== WHAT TO PRODUCE ==
Repeat the material verbatim. Images are excluded from the copy.

Stored data
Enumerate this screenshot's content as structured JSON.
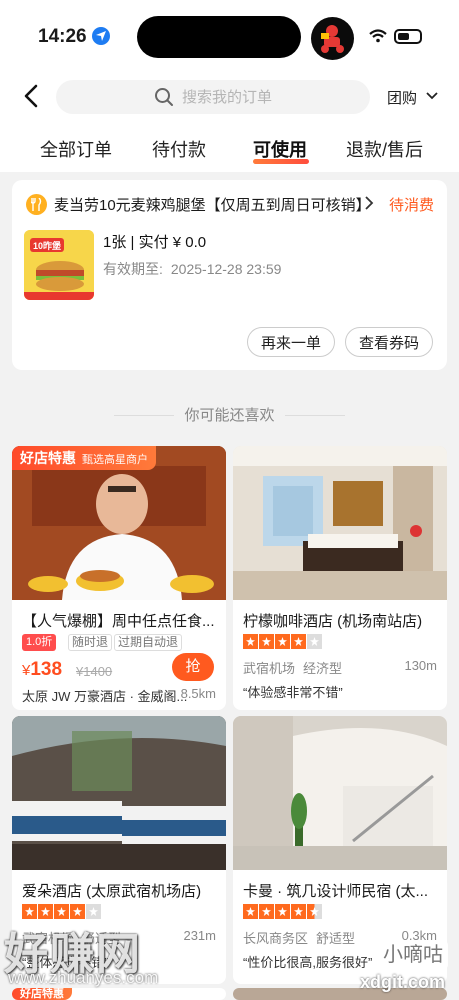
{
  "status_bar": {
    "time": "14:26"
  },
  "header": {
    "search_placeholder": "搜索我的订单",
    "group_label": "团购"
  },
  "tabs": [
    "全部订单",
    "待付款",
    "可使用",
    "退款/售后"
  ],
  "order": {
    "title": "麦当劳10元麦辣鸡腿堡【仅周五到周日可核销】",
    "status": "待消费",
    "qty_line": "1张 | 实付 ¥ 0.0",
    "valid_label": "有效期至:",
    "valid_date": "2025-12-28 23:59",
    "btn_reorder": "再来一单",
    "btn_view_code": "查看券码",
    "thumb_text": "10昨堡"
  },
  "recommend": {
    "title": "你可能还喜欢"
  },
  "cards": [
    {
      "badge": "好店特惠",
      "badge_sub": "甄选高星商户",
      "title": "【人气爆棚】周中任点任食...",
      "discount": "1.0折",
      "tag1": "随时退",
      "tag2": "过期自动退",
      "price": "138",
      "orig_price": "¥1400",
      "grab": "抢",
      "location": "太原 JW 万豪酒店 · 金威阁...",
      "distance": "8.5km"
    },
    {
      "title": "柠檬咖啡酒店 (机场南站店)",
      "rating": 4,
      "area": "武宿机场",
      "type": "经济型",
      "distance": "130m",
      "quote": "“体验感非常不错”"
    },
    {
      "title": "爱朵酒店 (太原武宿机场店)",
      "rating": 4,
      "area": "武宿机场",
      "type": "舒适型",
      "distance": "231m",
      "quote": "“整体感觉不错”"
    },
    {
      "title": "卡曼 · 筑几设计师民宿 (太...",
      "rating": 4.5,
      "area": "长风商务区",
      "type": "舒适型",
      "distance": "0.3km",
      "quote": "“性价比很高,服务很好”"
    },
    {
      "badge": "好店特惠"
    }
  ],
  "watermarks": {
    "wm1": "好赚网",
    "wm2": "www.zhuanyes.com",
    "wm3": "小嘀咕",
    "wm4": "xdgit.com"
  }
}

== EXERCISE ANSWER ==
Enumerate this screenshot's content as structured JSON.
{
  "status_bar": {
    "time": "14:26"
  },
  "header": {
    "search_placeholder": "搜索我的订单",
    "group_label": "团购"
  },
  "tabs": [
    "全部订单",
    "待付款",
    "可使用",
    "退款/售后"
  ],
  "order": {
    "title": "麦当劳10元麦辣鸡腿堡【仅周五到周日可核销】",
    "status": "待消费",
    "qty_line": "1张 | 实付 ¥ 0.0",
    "valid_label": "有效期至:",
    "valid_date": "2025-12-28 23:59",
    "btn_reorder": "再来一单",
    "btn_view_code": "查看券码",
    "thumb_text": "10昨堡"
  },
  "recommend": {
    "title": "你可能还喜欢"
  },
  "cards": [
    {
      "badge": "好店特惠",
      "badge_sub": "甄选高星商户",
      "title": "【人气爆棚】周中任点任食...",
      "discount": "1.0折",
      "tag1": "随时退",
      "tag2": "过期自动退",
      "price": "138",
      "orig_price": "¥1400",
      "grab": "抢",
      "location": "太原 JW 万豪酒店 · 金威阁...",
      "distance": "8.5km"
    },
    {
      "title": "柠檬咖啡酒店 (机场南站店)",
      "rating": 4,
      "area": "武宿机场",
      "type": "经济型",
      "distance": "130m",
      "quote": "“体验感非常不错”"
    },
    {
      "title": "爱朵酒店 (太原武宿机场店)",
      "rating": 4,
      "area": "武宿机场",
      "type": "舒适型",
      "distance": "231m",
      "quote": "“整体感觉不错”"
    },
    {
      "title": "卡曼 · 筑几设计师民宿 (太...",
      "rating": 4.5,
      "area": "长风商务区",
      "type": "舒适型",
      "distance": "0.3km",
      "quote": "“性价比很高,服务很好”"
    },
    {
      "badge": "好店特惠"
    }
  ],
  "watermarks": {
    "wm1": "好赚网",
    "wm2": "www.zhuanyes.com",
    "wm3": "小嘀咕",
    "wm4": "xdgit.com"
  }
}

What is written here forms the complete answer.